··· Data section ···

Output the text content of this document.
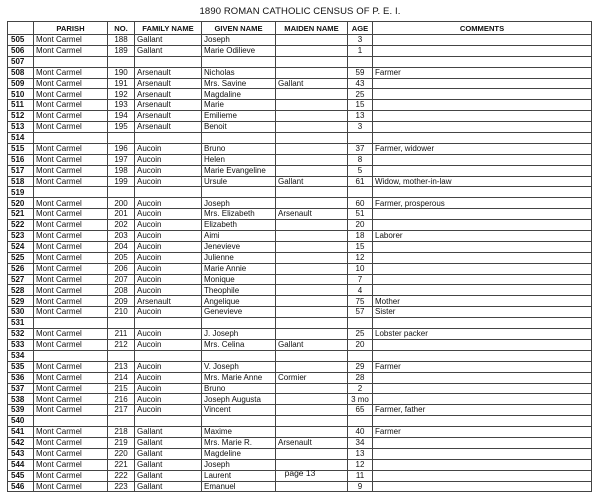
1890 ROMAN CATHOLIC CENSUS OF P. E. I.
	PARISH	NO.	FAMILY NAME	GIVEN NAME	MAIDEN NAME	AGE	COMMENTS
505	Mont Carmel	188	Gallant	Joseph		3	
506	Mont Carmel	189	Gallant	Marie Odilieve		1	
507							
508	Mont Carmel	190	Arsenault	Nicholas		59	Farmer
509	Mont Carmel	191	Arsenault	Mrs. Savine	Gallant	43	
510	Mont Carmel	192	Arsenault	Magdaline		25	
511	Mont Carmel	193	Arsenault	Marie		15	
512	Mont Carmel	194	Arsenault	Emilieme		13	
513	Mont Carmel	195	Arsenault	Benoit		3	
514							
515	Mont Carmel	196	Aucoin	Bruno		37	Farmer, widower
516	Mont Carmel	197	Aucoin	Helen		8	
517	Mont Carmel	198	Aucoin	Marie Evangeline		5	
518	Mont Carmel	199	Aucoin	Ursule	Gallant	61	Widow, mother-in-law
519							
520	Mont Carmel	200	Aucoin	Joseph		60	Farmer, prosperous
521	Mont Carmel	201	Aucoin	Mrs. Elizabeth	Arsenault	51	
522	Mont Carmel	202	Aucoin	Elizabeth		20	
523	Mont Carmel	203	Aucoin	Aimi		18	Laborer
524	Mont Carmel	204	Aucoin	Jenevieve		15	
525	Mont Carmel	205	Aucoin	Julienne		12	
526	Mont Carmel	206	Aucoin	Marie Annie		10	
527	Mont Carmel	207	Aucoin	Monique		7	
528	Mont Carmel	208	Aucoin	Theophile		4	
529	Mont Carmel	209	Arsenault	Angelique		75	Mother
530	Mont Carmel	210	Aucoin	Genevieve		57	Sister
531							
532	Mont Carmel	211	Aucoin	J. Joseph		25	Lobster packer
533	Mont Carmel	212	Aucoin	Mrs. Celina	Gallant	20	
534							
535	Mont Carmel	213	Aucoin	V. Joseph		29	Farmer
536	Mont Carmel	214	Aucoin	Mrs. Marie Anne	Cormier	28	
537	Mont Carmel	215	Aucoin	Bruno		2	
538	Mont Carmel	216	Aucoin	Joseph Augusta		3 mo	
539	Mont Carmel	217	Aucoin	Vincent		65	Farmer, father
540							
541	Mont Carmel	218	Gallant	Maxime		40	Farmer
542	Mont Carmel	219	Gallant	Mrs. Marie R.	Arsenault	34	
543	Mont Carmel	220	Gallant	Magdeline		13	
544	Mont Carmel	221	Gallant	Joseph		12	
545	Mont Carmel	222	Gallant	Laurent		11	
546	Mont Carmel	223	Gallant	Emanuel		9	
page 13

···

What this task involves: Each line that holds the word "Farmer" is to be copied.

Result of this exercise:
508	Mont Carmel	190	Arsenault	Nicholas		59	Farmer
515	Mont Carmel	196	Aucoin	Bruno		37	Farmer, widower
520	Mont Carmel	200	Aucoin	Joseph		60	Farmer, prosperous
535	Mont Carmel	213	Aucoin	V. Joseph		29	Farmer
539	Mont Carmel	217	Aucoin	Vincent		65	Farmer, father
541	Mont Carmel	218	Gallant	Maxime		40	Farmer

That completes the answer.